[Entries with figure data]
======

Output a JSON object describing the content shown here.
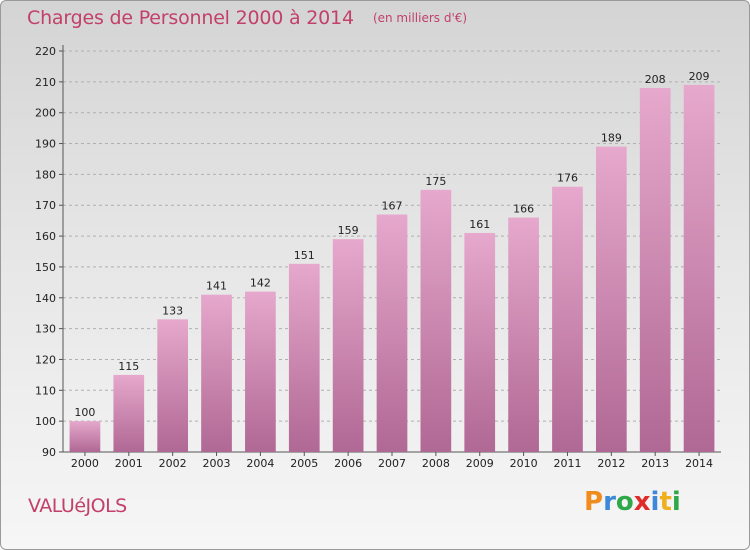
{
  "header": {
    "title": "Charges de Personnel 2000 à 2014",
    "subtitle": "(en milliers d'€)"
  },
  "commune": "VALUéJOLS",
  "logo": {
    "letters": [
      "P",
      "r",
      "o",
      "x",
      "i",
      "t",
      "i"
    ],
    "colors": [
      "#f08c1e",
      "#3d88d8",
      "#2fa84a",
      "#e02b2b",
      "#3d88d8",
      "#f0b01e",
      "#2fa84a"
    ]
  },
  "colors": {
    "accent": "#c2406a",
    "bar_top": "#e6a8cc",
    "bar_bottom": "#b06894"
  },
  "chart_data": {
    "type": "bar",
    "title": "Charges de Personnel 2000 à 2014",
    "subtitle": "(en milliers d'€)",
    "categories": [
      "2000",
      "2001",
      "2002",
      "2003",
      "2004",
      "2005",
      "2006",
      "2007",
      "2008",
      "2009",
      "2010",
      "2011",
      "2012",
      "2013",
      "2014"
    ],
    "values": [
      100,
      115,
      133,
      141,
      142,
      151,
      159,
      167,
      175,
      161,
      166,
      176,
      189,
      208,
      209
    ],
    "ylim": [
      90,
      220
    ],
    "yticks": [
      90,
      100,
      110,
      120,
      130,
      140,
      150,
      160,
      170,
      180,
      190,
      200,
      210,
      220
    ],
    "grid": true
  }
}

======

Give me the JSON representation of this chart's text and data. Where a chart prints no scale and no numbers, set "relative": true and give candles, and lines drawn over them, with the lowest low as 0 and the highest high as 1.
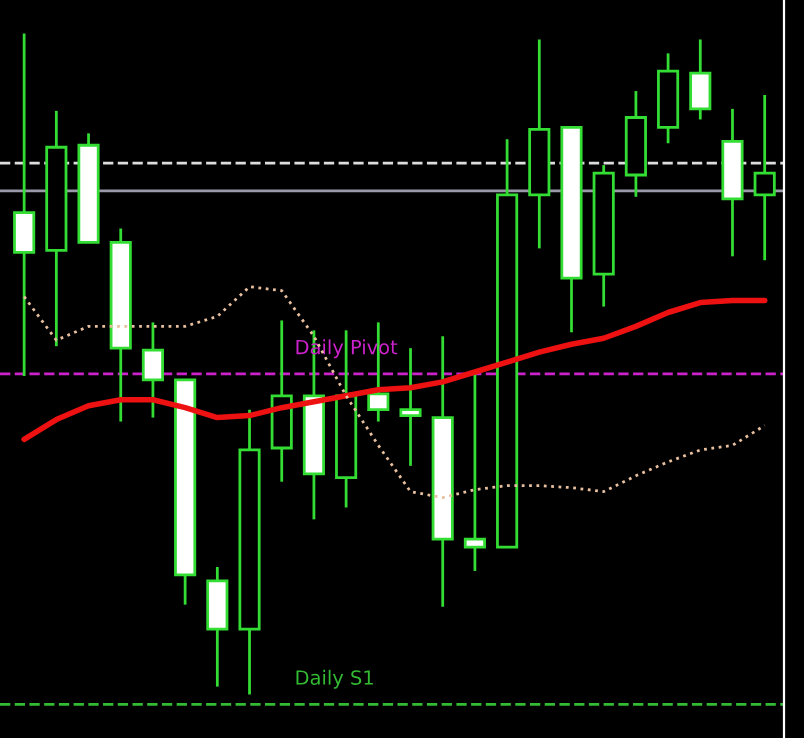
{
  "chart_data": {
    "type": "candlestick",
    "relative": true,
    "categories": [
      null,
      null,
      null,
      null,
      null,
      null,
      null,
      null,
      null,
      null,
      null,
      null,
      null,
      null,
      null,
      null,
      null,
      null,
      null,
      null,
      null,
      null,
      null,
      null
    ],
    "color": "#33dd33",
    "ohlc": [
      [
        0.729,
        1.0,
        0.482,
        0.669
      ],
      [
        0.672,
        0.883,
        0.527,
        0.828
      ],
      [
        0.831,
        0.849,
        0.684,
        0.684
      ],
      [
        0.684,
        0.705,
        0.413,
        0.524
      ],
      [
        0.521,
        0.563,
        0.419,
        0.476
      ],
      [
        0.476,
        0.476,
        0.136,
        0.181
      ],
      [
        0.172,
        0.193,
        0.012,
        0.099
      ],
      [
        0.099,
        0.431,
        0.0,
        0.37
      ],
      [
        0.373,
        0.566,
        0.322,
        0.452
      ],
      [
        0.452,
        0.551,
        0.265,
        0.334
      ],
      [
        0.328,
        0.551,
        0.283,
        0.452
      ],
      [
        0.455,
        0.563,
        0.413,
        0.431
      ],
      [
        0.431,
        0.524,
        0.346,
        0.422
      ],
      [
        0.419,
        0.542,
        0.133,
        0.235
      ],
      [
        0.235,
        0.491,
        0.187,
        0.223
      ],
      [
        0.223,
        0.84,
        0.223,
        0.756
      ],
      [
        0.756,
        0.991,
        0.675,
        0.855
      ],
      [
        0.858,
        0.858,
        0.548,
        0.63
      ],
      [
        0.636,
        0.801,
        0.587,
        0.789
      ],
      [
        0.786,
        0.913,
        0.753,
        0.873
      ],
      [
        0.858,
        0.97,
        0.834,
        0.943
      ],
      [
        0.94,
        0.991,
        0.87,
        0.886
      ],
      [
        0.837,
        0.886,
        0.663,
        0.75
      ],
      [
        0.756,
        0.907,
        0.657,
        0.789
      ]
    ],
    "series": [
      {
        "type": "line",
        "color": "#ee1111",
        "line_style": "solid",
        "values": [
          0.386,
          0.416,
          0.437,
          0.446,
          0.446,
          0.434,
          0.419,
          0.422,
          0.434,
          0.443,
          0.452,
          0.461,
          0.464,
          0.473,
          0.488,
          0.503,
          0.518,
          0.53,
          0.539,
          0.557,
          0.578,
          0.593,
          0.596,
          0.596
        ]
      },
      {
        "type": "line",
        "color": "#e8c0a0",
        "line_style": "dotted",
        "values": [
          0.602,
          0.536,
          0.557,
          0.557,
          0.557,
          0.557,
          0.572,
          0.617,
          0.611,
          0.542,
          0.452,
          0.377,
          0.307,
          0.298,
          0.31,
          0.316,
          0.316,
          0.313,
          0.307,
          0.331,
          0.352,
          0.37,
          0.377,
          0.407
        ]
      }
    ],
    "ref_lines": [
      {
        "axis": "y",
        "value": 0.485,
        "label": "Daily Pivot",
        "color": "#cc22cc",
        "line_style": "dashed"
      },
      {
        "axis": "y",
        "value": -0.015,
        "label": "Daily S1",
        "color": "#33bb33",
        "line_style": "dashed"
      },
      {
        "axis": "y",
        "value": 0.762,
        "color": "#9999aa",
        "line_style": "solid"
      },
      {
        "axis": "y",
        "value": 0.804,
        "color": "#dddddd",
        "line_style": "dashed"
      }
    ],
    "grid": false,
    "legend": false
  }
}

======

- **Task directions**
Copy each line that contains the word "true".

- **Solution**
    "grid": true
Give me the JSON representation of this chart's text and data. Where a chart prints no scale and no numbers, set "relative": true and give candles, and lines drawn over them, with the lowest low as 0 and the highest high as 1.
    "relative": true,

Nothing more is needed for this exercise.